**Given task:** List all lines of the data that include the string "this".

**Provided records:**
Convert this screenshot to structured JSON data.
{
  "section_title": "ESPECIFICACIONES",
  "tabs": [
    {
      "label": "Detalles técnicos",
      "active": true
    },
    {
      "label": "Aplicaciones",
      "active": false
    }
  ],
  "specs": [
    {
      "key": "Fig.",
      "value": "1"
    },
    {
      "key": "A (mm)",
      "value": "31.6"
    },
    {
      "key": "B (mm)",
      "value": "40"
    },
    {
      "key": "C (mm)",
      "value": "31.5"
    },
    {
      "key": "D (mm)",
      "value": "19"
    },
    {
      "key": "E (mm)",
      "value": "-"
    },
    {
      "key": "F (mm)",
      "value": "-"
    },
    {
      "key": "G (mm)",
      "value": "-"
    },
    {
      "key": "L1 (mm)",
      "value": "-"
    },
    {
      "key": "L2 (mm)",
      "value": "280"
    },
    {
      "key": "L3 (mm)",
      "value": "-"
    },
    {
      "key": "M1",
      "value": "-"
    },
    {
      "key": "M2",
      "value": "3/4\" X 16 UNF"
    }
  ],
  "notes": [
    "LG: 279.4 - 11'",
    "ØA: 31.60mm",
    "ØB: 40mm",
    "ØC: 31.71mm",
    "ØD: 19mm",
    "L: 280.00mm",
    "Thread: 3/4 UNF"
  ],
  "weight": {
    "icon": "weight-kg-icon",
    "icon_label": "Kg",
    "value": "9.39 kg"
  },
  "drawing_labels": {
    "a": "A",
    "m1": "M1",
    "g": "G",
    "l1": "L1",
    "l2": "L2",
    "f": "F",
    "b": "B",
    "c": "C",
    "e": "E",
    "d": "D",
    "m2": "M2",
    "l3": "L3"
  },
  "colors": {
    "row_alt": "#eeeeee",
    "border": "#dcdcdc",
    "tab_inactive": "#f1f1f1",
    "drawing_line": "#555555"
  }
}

---

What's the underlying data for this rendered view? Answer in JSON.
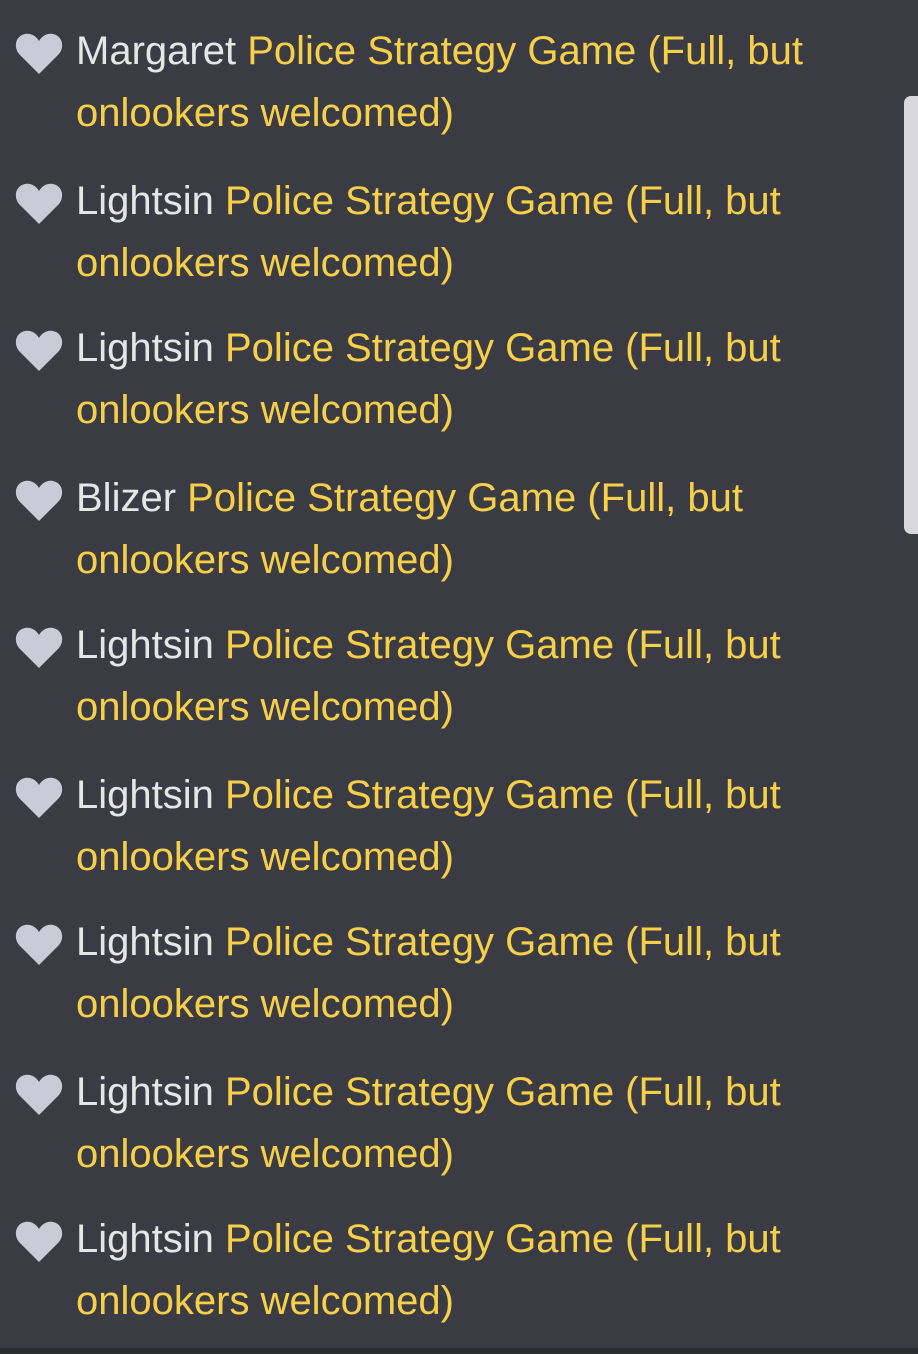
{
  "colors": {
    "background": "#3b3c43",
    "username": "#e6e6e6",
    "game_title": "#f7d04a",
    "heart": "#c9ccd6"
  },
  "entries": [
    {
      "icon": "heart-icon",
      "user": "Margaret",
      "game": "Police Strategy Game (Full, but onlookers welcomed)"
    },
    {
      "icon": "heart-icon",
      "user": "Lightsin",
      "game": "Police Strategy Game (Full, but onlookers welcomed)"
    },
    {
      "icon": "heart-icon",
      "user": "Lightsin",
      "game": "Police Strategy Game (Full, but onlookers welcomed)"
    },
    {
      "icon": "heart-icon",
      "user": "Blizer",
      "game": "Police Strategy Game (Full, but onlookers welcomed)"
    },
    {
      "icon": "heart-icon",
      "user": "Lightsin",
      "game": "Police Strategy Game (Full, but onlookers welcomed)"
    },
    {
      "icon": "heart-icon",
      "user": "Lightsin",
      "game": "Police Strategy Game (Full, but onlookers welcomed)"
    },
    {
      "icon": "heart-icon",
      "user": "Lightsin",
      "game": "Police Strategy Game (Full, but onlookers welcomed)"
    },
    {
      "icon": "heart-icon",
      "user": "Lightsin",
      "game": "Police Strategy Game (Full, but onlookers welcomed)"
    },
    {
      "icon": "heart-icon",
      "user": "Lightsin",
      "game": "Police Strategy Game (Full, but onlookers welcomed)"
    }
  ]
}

**The reply:**
Convert this screenshot to structured JSON data.
What's the underlying data for this rendered view? Answer in JSON.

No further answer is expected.